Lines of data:
-----
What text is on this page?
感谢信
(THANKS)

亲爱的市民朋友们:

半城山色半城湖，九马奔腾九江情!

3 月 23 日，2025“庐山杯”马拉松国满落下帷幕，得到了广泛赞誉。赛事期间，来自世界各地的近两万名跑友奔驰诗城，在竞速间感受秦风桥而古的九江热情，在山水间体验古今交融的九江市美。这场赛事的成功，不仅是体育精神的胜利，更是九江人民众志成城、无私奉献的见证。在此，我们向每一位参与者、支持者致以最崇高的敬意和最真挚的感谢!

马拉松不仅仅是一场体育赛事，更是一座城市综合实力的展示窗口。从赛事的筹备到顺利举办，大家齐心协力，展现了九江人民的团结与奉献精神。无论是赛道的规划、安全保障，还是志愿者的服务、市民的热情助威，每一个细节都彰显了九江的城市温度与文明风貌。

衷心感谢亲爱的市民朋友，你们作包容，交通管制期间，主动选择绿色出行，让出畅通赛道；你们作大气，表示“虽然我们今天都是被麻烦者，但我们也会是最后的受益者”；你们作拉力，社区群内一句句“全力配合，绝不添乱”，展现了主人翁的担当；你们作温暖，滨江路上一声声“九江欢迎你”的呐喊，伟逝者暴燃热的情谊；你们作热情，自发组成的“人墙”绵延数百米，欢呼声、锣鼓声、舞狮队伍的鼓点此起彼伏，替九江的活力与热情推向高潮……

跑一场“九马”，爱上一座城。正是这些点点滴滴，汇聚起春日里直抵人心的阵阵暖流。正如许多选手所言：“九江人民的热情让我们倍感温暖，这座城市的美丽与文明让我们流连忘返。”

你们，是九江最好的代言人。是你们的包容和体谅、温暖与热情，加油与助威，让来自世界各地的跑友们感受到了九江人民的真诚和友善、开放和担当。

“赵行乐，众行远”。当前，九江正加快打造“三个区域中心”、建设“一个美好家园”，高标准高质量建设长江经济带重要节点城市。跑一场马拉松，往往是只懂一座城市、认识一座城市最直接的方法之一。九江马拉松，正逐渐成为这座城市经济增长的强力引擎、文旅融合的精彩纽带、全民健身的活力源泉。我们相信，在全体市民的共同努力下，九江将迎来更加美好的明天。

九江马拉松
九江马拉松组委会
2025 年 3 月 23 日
-----
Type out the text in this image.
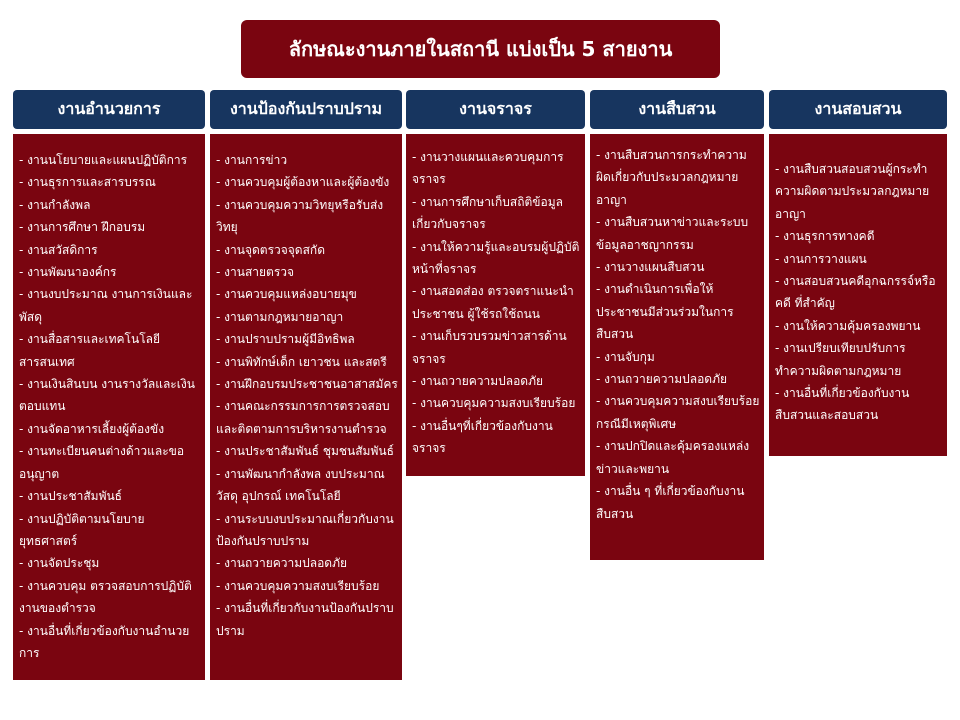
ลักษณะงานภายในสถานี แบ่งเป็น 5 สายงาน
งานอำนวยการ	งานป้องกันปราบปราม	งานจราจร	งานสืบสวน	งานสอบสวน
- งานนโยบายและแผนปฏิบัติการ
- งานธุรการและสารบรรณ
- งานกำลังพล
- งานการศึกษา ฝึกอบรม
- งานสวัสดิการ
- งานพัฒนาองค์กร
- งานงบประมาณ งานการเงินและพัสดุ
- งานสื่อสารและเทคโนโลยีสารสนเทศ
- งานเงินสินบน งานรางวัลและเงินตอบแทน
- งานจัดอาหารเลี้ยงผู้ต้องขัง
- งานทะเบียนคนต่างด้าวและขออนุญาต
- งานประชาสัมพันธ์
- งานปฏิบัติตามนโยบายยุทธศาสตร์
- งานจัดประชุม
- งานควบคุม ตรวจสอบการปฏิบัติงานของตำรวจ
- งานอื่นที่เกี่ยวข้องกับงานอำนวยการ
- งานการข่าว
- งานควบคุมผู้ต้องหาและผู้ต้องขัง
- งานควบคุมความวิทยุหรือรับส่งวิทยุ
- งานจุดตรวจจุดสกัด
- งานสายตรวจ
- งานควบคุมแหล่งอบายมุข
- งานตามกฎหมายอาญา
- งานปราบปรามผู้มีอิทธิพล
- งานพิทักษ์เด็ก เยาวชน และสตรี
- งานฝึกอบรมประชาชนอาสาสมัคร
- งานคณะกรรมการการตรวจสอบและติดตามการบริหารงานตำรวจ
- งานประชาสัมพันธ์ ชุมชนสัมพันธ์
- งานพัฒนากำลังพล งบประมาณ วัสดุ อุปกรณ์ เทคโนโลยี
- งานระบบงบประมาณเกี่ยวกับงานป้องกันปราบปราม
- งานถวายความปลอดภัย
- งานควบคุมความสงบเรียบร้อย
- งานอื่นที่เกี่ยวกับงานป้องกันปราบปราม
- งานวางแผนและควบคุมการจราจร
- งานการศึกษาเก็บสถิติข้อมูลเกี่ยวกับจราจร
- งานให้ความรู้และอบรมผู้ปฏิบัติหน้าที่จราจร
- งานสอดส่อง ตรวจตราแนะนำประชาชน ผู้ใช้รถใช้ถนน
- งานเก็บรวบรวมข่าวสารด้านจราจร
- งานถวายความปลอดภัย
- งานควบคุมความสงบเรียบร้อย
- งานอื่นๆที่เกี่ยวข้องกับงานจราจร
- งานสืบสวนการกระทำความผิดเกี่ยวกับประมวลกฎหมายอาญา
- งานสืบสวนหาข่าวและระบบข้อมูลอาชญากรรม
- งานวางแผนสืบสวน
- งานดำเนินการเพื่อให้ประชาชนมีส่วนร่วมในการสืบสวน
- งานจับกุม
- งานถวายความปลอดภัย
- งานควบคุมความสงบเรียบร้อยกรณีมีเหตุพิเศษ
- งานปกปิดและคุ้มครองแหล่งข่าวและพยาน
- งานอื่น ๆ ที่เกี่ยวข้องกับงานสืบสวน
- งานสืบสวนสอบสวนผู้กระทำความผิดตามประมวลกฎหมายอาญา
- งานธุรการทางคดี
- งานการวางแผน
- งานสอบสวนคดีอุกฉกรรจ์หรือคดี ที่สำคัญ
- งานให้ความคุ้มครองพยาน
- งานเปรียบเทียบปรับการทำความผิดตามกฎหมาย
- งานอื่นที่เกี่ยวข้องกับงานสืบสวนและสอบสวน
-----
Using the records above, list each line that includes "บงานส".

[Response to this task]
- งานอื่น ๆ ที่เกี่ยวข้องกับงานสืบสวน
- งานอื่นที่เกี่ยวข้องกับงานสืบสวนและสอบสวน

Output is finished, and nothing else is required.